> _TASK STATEMENT_
Below are the records; pull every line that includes "shown".

Structured figure records
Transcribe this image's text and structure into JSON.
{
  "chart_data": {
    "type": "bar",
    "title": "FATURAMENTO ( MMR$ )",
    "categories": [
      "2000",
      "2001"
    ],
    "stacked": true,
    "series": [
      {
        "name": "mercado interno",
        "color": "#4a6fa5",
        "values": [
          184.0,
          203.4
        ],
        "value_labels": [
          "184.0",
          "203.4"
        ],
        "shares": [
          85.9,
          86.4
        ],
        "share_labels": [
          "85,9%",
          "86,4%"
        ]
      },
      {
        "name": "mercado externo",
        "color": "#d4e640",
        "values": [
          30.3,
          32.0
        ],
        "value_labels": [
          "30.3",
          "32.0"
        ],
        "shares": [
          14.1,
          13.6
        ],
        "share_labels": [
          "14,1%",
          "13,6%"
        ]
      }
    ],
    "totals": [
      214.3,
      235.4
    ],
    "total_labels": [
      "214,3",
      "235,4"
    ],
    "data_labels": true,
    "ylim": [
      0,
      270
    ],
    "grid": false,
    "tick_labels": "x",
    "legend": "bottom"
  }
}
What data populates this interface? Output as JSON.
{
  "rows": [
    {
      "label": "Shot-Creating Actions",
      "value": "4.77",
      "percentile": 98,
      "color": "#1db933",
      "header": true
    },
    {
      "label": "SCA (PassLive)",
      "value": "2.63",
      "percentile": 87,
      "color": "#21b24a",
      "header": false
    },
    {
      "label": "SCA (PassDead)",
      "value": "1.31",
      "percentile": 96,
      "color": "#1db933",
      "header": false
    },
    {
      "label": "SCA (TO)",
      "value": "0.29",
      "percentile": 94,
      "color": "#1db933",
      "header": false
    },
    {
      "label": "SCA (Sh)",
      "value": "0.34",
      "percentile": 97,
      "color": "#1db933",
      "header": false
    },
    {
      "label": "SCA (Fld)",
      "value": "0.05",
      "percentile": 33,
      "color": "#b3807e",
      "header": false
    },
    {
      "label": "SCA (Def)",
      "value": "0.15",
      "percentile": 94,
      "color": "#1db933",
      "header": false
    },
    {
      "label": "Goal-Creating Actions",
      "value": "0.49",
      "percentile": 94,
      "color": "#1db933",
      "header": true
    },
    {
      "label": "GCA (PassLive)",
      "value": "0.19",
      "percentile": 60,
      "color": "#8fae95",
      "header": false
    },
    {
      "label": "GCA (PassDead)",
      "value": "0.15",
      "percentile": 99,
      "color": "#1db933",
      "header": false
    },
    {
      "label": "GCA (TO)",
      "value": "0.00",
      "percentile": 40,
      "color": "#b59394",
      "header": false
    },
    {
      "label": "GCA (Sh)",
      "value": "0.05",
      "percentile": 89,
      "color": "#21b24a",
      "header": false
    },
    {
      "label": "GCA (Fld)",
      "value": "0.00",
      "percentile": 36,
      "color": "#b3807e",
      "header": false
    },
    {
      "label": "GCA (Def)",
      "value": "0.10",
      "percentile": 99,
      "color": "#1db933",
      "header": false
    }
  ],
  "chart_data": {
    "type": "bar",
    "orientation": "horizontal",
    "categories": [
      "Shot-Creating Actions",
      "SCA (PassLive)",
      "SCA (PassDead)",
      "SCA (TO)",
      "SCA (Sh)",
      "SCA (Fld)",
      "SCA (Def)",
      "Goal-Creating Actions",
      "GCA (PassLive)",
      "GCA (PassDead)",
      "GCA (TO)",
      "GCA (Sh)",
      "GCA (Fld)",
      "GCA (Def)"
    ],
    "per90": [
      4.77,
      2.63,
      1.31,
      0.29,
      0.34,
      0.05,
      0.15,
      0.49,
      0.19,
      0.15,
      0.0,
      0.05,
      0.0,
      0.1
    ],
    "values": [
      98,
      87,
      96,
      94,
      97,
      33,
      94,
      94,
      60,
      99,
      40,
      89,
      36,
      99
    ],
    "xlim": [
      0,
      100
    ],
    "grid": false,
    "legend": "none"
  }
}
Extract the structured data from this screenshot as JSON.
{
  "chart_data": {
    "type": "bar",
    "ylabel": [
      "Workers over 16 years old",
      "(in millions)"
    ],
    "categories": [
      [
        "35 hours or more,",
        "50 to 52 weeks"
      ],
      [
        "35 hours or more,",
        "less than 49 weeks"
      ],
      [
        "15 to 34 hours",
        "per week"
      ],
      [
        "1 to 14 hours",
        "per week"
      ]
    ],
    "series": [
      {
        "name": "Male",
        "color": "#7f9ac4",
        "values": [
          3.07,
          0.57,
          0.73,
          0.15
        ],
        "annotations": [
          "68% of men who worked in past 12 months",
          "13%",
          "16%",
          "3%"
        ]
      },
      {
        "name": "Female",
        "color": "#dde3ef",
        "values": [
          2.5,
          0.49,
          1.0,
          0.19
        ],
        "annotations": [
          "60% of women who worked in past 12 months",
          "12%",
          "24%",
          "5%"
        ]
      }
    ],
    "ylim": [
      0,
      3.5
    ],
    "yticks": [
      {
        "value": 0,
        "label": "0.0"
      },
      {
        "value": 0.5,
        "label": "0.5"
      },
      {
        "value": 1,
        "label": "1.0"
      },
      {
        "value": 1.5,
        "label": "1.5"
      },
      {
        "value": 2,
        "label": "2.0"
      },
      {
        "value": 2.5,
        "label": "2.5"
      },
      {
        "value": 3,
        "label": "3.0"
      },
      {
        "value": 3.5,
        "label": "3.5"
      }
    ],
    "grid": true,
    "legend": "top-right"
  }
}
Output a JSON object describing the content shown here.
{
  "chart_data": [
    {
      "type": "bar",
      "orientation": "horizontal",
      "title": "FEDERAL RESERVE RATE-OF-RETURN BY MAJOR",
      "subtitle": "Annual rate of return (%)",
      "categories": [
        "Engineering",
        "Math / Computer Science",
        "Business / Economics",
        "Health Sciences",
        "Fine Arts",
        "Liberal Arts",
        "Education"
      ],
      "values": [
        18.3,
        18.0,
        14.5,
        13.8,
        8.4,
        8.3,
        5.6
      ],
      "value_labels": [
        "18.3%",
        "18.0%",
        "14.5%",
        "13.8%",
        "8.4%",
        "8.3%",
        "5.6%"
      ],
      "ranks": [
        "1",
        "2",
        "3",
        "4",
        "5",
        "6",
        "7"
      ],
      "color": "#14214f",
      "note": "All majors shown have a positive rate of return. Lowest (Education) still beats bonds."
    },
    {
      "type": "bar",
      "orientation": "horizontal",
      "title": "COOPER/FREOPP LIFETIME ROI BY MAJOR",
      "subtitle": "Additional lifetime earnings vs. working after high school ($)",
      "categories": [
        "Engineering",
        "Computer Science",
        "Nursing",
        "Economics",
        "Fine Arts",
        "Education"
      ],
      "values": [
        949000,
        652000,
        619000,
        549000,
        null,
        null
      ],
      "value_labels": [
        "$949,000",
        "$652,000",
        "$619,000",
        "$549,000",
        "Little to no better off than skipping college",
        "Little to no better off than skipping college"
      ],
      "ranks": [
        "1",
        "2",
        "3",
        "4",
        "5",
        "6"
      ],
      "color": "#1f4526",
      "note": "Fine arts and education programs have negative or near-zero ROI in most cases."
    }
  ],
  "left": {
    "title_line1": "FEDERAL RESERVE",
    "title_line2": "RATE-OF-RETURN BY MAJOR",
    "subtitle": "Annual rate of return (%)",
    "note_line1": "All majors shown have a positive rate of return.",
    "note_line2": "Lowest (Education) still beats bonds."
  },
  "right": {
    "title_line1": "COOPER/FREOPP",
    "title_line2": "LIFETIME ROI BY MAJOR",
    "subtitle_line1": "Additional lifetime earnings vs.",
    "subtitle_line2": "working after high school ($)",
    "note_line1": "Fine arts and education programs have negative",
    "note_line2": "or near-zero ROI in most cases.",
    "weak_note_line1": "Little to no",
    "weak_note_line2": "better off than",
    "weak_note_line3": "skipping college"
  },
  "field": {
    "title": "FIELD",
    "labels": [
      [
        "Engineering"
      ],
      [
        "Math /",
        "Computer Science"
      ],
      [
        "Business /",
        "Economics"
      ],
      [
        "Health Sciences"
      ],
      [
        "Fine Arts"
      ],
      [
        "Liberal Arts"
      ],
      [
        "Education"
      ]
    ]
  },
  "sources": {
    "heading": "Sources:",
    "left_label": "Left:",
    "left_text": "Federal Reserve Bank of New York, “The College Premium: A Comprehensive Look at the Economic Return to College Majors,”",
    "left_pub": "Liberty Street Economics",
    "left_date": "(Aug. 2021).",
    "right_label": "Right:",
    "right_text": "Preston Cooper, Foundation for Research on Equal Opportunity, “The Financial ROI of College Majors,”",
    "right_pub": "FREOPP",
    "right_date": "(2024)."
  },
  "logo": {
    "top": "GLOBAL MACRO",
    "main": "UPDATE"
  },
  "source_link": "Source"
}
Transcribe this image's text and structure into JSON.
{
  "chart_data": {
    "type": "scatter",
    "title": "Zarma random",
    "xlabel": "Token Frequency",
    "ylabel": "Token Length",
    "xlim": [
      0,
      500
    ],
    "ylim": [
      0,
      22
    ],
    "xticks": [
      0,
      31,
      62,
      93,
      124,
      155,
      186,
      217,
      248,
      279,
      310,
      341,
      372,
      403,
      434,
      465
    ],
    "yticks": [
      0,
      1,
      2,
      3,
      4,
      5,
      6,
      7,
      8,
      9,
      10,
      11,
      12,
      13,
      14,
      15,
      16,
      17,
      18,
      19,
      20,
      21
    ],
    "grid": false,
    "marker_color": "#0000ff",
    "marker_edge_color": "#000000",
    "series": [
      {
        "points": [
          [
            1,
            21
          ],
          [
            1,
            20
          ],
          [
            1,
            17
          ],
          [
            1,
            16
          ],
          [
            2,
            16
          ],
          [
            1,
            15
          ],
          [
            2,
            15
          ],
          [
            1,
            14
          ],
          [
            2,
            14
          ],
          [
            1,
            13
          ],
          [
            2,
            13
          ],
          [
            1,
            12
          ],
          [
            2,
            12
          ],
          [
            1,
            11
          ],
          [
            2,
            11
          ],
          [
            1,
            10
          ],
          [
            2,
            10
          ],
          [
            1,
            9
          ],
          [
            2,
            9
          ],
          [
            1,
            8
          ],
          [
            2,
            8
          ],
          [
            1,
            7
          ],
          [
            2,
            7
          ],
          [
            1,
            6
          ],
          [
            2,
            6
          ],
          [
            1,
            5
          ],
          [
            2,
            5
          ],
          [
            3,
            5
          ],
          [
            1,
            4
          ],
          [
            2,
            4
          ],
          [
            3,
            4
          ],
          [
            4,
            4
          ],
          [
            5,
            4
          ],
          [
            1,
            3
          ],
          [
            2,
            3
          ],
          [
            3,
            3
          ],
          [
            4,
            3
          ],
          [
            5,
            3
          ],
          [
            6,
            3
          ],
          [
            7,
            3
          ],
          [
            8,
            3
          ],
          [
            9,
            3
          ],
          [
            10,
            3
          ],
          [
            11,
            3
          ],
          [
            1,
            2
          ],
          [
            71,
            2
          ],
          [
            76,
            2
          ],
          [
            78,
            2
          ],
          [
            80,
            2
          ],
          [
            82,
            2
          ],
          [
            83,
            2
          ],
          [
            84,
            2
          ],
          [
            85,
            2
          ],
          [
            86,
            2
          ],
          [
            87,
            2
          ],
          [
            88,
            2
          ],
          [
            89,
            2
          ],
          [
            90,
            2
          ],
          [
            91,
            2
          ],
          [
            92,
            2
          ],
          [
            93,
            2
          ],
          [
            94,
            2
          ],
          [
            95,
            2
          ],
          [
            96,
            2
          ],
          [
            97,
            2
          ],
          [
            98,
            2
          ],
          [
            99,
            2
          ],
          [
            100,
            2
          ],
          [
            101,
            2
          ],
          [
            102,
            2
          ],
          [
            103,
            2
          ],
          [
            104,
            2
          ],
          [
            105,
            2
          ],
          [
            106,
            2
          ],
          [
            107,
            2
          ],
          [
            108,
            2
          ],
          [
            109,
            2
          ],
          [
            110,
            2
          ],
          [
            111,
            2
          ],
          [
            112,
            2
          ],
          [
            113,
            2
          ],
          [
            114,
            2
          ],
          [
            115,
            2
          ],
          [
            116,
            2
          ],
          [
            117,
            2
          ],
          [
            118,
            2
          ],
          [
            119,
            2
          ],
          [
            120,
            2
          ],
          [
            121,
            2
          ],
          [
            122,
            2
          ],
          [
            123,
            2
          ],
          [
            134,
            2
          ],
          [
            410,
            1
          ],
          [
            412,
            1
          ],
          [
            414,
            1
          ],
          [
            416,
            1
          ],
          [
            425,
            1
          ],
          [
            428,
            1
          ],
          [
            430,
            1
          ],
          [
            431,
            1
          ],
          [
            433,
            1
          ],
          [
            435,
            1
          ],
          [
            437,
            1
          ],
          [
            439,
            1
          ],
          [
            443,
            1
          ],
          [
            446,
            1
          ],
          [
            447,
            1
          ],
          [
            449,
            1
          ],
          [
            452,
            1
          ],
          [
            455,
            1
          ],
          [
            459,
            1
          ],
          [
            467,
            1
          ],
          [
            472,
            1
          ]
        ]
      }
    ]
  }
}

> _TASK RESPONSE_
Output a JSON object describing the content shown here.
      "note": "All majors shown have a positive rate of return. Lowest (Education) still beats bonds."
    "note_line1": "All majors shown have a positive rate of return.",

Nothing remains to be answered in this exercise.